Problem to work on
Every line must be returned precisely as it is written.

Collection entries
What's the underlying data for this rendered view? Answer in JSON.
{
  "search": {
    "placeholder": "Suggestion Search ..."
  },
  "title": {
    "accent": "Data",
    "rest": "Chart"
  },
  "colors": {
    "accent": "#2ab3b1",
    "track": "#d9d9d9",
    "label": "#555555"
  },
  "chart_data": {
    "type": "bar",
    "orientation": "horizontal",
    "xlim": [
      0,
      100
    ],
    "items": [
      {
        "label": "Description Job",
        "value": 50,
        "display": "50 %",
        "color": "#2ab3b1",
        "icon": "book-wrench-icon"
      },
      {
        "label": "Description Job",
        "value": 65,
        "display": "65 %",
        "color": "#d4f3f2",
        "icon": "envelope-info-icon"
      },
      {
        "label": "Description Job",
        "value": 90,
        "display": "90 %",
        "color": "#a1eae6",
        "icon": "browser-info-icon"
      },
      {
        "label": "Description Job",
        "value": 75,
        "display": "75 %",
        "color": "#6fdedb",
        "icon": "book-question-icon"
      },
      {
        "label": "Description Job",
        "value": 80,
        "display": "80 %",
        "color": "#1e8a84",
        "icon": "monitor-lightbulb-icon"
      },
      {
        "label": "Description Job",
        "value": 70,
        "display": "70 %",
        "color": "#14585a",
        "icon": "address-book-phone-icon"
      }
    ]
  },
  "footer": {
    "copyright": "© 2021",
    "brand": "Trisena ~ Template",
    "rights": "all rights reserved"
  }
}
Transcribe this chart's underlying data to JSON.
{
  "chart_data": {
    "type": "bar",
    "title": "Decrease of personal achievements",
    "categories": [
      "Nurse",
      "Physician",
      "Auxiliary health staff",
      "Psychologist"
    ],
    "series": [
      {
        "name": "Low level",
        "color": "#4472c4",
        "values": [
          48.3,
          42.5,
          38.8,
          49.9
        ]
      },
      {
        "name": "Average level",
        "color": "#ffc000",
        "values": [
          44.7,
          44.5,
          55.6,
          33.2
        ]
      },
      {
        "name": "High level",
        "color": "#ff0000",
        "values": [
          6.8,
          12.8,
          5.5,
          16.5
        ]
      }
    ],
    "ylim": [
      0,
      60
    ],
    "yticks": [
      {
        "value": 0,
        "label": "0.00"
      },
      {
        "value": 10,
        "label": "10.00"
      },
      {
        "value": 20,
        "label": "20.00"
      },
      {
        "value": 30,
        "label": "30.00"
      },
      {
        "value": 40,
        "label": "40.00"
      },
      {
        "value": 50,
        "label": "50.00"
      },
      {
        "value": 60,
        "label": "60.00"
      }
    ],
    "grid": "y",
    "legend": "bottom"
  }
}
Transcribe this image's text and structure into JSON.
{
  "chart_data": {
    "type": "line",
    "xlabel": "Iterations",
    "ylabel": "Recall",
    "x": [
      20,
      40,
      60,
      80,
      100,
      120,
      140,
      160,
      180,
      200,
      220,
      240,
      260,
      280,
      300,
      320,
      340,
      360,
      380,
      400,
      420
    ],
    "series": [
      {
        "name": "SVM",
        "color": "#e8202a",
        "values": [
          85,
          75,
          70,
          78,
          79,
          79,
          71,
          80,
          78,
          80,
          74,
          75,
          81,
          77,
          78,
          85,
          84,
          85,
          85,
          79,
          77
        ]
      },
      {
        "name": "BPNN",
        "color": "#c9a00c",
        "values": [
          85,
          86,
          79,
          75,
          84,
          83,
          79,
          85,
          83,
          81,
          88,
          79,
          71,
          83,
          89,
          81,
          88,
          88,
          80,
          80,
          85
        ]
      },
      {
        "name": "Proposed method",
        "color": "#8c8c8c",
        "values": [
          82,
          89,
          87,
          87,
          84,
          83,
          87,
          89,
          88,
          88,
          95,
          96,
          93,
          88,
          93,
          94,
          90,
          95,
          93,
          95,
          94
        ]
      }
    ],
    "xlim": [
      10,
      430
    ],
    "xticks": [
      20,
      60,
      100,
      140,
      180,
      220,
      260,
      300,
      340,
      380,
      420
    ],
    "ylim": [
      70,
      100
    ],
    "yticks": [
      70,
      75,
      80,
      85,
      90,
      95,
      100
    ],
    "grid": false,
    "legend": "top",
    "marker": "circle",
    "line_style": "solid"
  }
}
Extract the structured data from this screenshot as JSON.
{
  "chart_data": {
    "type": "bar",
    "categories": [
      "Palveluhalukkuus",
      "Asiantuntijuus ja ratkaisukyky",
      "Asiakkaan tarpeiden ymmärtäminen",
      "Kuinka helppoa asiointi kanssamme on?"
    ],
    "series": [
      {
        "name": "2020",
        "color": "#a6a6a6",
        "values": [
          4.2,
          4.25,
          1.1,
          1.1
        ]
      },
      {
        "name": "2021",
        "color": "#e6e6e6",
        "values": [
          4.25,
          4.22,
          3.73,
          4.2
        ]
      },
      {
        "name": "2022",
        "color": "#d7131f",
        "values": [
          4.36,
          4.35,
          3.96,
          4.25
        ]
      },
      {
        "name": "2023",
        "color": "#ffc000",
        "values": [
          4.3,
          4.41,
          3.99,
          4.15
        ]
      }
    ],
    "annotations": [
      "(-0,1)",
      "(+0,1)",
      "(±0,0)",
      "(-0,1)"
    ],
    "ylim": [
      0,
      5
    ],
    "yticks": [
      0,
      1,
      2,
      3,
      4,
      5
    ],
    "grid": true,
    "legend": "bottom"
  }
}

Result
What's the underlying data for this rendered view? Answer in JSON.
{
  "search": {
    "placeholder": "Suggestion Search ..."
  },
  "title": {
    "accent": "Data",
    "rest": "Chart"
  },
  "colors": {
    "accent": "#2ab3b1",
    "track": "#d9d9d9",
    "label": "#555555"
  },
  "chart_data": {
    "type": "bar",
    "orientation": "horizontal",
    "xlim": [
      0,
      100
    ],
    "items": [
      {
        "label": "Description Job",
        "value": 50,
        "display": "50 %",
        "color": "#2ab3b1",
        "icon": "book-wrench-icon"
      },
      {
        "label": "Description Job",
        "value": 65,
        "display": "65 %",
        "color": "#d4f3f2",
        "icon": "envelope-info-icon"
      },
      {
        "label": "Description Job",
        "value": 90,
        "display": "90 %",
        "color": "#a1eae6",
        "icon": "browser-info-icon"
      },
      {
        "label": "Description Job",
        "value": 75,
        "display": "75 %",
        "color": "#6fdedb",
        "icon": "book-question-icon"
      },
      {
        "label": "Description Job",
        "value": 80,
        "display": "80 %",
        "color": "#1e8a84",
        "icon": "monitor-lightbulb-icon"
      },
      {
        "label": "Description Job",
        "value": 70,
        "display": "70 %",
        "color": "#14585a",
        "icon": "address-book-phone-icon"
      }
    ]
  },
  "footer": {
    "copyright": "© 2021",
    "brand": "Trisena ~ Template",
    "rights": "all rights reserved"
  }
}
Transcribe this chart's underlying data to JSON.
{
  "chart_data": {
    "type": "bar",
    "title": "Decrease of personal achievements",
    "categories": [
      "Nurse",
      "Physician",
      "Auxiliary health staff",
      "Psychologist"
    ],
    "series": [
      {
        "name": "Low level",
        "color": "#4472c4",
        "values": [
          48.3,
          42.5,
          38.8,
          49.9
        ]
      },
      {
        "name": "Average level",
        "color": "#ffc000",
        "values": [
          44.7,
          44.5,
          55.6,
          33.2
        ]
      },
      {
        "name": "High level",
        "color": "#ff0000",
        "values": [
          6.8,
          12.8,
          5.5,
          16.5
        ]
      }
    ],
    "ylim": [
      0,
      60
    ],
    "yticks": [
      {
        "value": 0,
        "label": "0.00"
      },
      {
        "value": 10,
        "label": "10.00"
      },
      {
        "value": 20,
        "label": "20.00"
      },
      {
        "value": 30,
        "label": "30.00"
      },
      {
        "value": 40,
        "label": "40.00"
      },
      {
        "value": 50,
        "label": "50.00"
      },
      {
        "value": 60,
        "label": "60.00"
      }
    ],
    "grid": "y",
    "legend": "bottom"
  }
}
Transcribe this image's text and structure into JSON.
{
  "chart_data": {
    "type": "line",
    "xlabel": "Iterations",
    "ylabel": "Recall",
    "x": [
      20,
      40,
      60,
      80,
      100,
      120,
      140,
      160,
      180,
      200,
      220,
      240,
      260,
      280,
      300,
      320,
      340,
      360,
      380,
      400,
      420
    ],
    "series": [
      {
        "name": "SVM",
        "color": "#e8202a",
        "values": [
          85,
          75,
          70,
          78,
          79,
          79,
          71,
          80,
          78,
          80,
          74,
          75,
          81,
          77,
          78,
          85,
          84,
          85,
          85,
          79,
          77
        ]
      },
      {
        "name": "BPNN",
        "color": "#c9a00c",
        "values": [
          85,
          86,
          79,
          75,
          84,
          83,
          79,
          85,
          83,
          81,
          88,
          79,
          71,
          83,
          89,
          81,
          88,
          88,
          80,
          80,
          85
        ]
      },
      {
        "name": "Proposed method",
        "color": "#8c8c8c",
        "values": [
          82,
          89,
          87,
          87,
          84,
          83,
          87,
          89,
          88,
          88,
          95,
          96,
          93,
          88,
          93,
          94,
          90,
          95,
          93,
          95,
          94
        ]
      }
    ],
    "xlim": [
      10,
      430
    ],
    "xticks": [
      20,
      60,
      100,
      140,
      180,
      220,
      260,
      300,
      340,
      380,
      420
    ],
    "ylim": [
      70,
      100
    ],
    "yticks": [
      70,
      75,
      80,
      85,
      90,
      95,
      100
    ],
    "grid": false,
    "legend": "top",
    "marker": "circle",
    "line_style": "solid"
  }
}
Extract the structured data from this screenshot as JSON.
{
  "chart_data": {
    "type": "bar",
    "categories": [
      "Palveluhalukkuus",
      "Asiantuntijuus ja ratkaisukyky",
      "Asiakkaan tarpeiden ymmärtäminen",
      "Kuinka helppoa asiointi kanssamme on?"
    ],
    "series": [
      {
        "name": "2020",
        "color": "#a6a6a6",
        "values": [
          4.2,
          4.25,
          1.1,
          1.1
        ]
      },
      {
        "name": "2021",
        "color": "#e6e6e6",
        "values": [
          4.25,
          4.22,
          3.73,
          4.2
        ]
      },
      {
        "name": "2022",
        "color": "#d7131f",
        "values": [
          4.36,
          4.35,
          3.96,
          4.25
        ]
      },
      {
        "name": "2023",
        "color": "#ffc000",
        "values": [
          4.3,
          4.41,
          3.99,
          4.15
        ]
      }
    ],
    "annotations": [
      "(-0,1)",
      "(+0,1)",
      "(±0,0)",
      "(-0,1)"
    ],
    "ylim": [
      0,
      5
    ],
    "yticks": [
      0,
      1,
      2,
      3,
      4,
      5
    ],
    "grid": true,
    "legend": "bottom"
  }
}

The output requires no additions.